→ Exercise goal
Count how many lines contain the word "Games". Respond with the number alone.

— Start of Records supplied —

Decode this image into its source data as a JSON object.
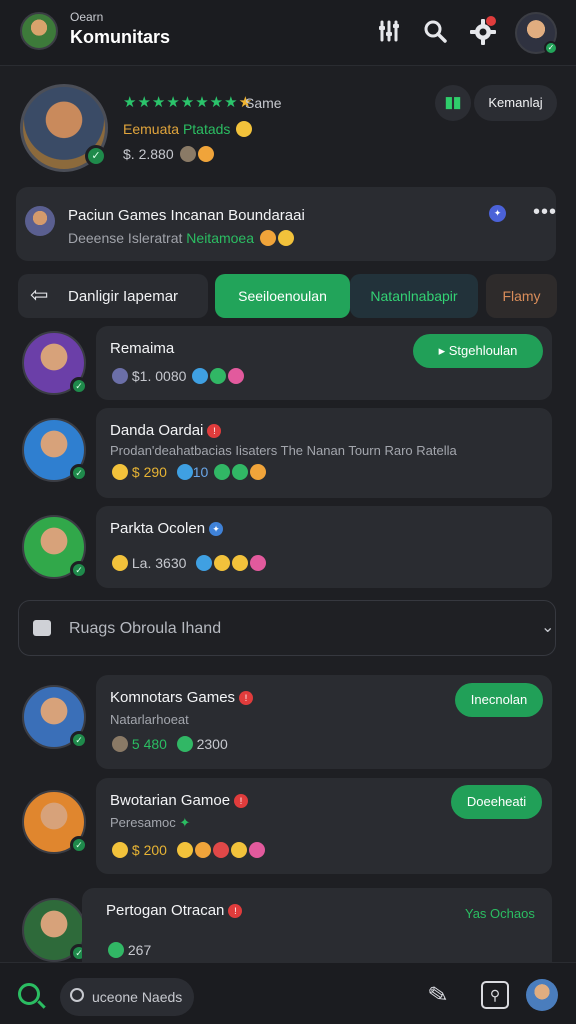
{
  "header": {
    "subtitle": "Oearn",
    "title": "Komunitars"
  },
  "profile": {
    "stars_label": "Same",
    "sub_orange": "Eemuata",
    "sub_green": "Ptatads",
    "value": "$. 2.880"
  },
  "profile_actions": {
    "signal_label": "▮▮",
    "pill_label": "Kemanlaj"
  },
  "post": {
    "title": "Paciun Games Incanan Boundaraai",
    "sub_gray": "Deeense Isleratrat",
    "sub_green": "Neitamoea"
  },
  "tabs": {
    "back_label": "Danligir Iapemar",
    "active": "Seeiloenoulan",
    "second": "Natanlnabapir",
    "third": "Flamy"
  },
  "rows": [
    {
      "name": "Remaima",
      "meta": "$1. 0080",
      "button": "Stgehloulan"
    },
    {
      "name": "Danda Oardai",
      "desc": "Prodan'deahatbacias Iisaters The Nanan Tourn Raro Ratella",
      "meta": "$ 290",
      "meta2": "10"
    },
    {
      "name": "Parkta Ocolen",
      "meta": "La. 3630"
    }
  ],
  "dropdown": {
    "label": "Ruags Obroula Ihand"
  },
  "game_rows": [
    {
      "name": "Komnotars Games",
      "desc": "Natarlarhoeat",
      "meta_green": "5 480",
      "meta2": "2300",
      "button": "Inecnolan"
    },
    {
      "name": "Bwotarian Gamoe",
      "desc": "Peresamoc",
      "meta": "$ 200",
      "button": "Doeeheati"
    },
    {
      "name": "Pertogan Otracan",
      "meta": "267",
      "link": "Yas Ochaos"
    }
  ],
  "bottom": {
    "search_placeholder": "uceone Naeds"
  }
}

— End of Records supplied —

→ Written reply
2